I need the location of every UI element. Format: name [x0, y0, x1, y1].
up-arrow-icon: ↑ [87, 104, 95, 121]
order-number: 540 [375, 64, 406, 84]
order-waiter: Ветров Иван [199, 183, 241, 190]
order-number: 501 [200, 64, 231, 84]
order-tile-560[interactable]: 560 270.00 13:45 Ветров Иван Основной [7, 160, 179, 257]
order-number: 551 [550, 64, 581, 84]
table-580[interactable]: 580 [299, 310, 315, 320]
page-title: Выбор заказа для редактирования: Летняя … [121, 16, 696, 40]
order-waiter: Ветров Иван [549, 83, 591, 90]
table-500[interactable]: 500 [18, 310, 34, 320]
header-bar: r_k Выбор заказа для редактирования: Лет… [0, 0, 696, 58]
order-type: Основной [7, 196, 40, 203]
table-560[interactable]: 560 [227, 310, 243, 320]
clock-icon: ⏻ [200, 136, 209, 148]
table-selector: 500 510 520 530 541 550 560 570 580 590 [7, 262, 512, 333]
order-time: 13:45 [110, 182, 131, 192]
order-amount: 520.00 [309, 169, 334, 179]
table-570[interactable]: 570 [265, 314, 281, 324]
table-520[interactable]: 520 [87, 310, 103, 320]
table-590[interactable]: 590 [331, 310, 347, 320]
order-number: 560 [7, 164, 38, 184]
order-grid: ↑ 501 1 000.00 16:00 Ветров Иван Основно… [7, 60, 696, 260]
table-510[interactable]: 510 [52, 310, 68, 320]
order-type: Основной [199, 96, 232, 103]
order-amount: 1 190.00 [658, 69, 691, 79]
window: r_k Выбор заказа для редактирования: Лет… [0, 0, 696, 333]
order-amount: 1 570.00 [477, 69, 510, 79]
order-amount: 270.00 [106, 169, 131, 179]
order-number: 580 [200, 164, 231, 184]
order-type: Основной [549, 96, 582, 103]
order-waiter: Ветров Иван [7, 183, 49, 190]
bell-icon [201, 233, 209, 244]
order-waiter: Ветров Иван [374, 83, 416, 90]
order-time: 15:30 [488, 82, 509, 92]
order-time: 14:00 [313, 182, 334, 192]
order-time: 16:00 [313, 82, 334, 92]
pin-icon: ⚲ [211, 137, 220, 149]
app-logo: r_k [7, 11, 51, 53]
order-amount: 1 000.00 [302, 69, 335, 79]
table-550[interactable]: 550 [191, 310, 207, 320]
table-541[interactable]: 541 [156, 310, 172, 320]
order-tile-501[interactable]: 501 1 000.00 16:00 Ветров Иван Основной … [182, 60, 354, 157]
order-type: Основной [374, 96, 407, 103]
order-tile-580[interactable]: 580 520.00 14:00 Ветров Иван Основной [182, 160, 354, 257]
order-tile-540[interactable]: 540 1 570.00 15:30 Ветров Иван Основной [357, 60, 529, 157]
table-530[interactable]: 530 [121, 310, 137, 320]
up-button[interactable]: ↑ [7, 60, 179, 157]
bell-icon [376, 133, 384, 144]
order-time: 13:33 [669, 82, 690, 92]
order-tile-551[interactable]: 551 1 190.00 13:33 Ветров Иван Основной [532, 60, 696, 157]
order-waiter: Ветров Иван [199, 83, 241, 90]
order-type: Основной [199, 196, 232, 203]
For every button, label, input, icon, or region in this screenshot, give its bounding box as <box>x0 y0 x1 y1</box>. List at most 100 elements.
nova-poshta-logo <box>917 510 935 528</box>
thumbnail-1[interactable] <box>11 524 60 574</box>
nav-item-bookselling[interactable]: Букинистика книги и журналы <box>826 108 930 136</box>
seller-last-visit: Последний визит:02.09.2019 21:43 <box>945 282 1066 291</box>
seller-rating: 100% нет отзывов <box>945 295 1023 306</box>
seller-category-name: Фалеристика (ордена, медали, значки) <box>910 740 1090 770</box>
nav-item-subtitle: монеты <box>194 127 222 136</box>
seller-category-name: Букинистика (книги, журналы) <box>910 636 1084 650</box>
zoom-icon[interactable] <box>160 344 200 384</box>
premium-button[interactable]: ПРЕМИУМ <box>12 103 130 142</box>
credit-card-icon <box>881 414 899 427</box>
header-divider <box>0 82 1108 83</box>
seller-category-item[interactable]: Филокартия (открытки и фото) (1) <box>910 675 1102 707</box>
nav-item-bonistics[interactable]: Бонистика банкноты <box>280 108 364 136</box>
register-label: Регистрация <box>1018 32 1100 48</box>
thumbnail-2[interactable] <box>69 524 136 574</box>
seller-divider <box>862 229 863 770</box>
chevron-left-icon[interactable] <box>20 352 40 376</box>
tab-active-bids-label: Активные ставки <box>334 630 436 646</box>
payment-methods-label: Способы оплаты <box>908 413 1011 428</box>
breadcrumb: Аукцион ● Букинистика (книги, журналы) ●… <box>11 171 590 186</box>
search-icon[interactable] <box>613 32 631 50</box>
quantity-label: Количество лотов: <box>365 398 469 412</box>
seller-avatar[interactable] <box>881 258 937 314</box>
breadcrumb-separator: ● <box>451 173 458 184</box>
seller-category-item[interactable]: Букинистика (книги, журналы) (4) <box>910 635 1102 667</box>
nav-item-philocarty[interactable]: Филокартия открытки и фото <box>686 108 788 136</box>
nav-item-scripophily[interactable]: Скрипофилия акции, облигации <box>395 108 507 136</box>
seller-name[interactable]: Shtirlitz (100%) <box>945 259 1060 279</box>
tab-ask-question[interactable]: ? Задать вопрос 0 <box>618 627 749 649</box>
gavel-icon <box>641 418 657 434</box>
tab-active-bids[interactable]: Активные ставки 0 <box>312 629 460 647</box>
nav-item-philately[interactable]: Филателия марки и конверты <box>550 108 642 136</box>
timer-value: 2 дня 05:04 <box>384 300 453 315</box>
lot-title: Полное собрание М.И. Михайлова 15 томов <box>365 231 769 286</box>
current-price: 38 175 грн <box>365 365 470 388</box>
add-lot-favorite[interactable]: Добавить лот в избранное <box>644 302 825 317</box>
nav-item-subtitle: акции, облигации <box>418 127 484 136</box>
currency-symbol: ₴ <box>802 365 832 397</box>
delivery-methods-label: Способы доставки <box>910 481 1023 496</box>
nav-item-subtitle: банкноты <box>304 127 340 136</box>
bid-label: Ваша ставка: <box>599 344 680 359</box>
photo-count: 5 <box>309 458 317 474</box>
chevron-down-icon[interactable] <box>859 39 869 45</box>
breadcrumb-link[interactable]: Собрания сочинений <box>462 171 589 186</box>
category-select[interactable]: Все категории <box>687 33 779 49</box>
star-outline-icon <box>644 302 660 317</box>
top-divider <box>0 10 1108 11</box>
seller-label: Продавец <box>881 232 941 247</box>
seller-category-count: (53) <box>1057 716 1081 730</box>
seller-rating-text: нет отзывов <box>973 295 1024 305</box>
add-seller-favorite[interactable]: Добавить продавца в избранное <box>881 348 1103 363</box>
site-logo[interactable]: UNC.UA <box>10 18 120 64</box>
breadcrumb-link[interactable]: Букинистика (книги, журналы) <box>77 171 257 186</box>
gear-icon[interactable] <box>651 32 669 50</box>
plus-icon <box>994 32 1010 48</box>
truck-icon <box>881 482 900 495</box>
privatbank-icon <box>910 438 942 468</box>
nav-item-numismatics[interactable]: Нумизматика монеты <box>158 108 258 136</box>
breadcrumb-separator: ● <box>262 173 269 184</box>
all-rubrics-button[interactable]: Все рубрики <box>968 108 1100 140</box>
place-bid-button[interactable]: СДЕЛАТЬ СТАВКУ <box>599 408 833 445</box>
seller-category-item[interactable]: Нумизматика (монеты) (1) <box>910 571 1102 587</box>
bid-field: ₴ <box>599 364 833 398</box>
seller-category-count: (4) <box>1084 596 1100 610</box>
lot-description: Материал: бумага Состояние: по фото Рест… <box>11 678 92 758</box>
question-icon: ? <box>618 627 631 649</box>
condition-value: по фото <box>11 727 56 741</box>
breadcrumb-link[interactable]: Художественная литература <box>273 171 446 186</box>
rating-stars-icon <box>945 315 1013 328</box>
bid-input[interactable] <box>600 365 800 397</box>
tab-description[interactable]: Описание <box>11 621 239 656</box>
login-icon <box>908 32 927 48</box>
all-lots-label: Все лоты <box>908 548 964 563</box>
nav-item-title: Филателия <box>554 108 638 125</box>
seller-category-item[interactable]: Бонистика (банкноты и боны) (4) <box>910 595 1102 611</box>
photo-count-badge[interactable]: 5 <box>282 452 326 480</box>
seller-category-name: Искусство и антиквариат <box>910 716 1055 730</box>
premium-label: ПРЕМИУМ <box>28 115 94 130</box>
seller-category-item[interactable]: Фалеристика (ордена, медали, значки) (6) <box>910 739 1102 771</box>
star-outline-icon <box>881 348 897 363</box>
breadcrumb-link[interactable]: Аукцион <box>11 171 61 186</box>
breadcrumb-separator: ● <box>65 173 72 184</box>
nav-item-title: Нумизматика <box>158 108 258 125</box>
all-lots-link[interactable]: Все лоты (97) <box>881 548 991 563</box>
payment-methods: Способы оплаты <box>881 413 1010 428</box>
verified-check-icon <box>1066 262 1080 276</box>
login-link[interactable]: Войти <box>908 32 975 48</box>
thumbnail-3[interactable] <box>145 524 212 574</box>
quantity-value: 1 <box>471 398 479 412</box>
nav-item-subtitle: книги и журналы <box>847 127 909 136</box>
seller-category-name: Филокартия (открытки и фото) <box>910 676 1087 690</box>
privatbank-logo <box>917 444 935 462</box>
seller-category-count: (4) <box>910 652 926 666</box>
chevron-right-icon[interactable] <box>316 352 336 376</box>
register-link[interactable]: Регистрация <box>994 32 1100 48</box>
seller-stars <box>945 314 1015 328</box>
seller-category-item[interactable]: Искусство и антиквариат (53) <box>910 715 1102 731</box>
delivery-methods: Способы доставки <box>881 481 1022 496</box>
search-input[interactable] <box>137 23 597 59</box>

------------------------------------------------

_STATED PROBLEM:_ Copy everything from the start of the material down to the line containing "order-number: 501 [200, 64, 231, 84]", swapping "order-waiter" for "order-server" and changing nothing else.

_OUTPUT BELOW:_
I need the location of every UI element. Format: name [x0, y0, x1, y1].
up-arrow-icon: ↑ [87, 104, 95, 121]
order-number: 540 [375, 64, 406, 84]
order-server: Ветров Иван [199, 183, 241, 190]
order-number: 501 [200, 64, 231, 84]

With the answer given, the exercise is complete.